[Stored entries]
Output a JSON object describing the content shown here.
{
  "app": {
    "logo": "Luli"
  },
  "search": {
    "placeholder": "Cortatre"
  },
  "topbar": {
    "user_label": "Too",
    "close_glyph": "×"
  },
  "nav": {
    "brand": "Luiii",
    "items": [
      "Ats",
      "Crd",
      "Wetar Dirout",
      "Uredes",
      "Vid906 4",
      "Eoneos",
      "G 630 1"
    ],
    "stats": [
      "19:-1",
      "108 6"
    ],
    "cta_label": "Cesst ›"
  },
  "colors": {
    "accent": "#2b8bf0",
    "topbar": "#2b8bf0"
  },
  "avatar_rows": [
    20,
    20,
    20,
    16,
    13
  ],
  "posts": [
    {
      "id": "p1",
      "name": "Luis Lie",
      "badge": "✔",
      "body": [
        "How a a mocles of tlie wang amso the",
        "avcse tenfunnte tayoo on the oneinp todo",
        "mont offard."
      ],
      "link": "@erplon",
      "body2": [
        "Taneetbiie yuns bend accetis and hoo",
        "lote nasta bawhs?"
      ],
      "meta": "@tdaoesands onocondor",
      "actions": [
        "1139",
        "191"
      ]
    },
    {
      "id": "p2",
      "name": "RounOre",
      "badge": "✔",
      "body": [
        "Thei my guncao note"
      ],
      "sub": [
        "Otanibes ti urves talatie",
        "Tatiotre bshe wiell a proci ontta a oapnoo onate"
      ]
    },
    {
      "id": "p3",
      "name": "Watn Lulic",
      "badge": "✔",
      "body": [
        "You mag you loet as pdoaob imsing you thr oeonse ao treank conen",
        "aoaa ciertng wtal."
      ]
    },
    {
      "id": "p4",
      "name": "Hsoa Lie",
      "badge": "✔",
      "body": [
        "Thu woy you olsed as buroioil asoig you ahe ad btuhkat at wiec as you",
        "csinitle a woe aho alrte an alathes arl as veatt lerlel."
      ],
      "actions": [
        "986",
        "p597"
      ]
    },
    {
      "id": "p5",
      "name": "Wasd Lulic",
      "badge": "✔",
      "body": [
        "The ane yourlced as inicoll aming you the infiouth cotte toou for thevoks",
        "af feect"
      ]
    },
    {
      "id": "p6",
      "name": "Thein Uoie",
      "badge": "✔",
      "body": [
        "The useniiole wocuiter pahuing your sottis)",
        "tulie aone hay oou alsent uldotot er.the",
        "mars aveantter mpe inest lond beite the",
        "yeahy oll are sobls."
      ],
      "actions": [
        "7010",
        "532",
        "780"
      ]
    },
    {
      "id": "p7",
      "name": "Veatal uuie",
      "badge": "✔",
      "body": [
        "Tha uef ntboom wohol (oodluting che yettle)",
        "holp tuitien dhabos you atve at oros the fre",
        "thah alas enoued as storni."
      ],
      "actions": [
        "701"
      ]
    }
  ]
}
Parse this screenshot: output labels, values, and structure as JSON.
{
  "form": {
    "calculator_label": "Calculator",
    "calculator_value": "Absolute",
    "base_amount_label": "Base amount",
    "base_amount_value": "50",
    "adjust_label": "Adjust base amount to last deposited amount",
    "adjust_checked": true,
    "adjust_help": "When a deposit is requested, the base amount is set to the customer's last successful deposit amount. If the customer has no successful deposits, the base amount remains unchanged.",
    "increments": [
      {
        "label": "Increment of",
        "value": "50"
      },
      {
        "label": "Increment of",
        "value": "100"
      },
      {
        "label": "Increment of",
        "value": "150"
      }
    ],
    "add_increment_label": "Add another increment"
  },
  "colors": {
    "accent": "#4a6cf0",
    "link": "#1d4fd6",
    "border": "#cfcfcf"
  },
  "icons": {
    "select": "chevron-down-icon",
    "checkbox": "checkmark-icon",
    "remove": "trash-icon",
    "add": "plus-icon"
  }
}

** Exercise objective **
Extract every line from the one containing "Parse this screenshot: output" to the end of the entries, including both of those lines, exactly as given and with nothing added.

** Solution **
Parse this screenshot: output labels, values, and structure as JSON.
{
  "form": {
    "calculator_label": "Calculator",
    "calculator_value": "Absolute",
    "base_amount_label": "Base amount",
    "base_amount_value": "50",
    "adjust_label": "Adjust base amount to last deposited amount",
    "adjust_checked": true,
    "adjust_help": "When a deposit is requested, the base amount is set to the customer's last successful deposit amount. If the customer has no successful deposits, the base amount remains unchanged.",
    "increments": [
      {
        "label": "Increment of",
        "value": "50"
      },
      {
        "label": "Increment of",
        "value": "100"
      },
      {
        "label": "Increment of",
        "value": "150"
      }
    ],
    "add_increment_label": "Add another increment"
  },
  "colors": {
    "accent": "#4a6cf0",
    "link": "#1d4fd6",
    "border": "#cfcfcf"
  },
  "icons": {
    "select": "chevron-down-icon",
    "checkbox": "checkmark-icon",
    "remove": "trash-icon",
    "add": "plus-icon"
  }
}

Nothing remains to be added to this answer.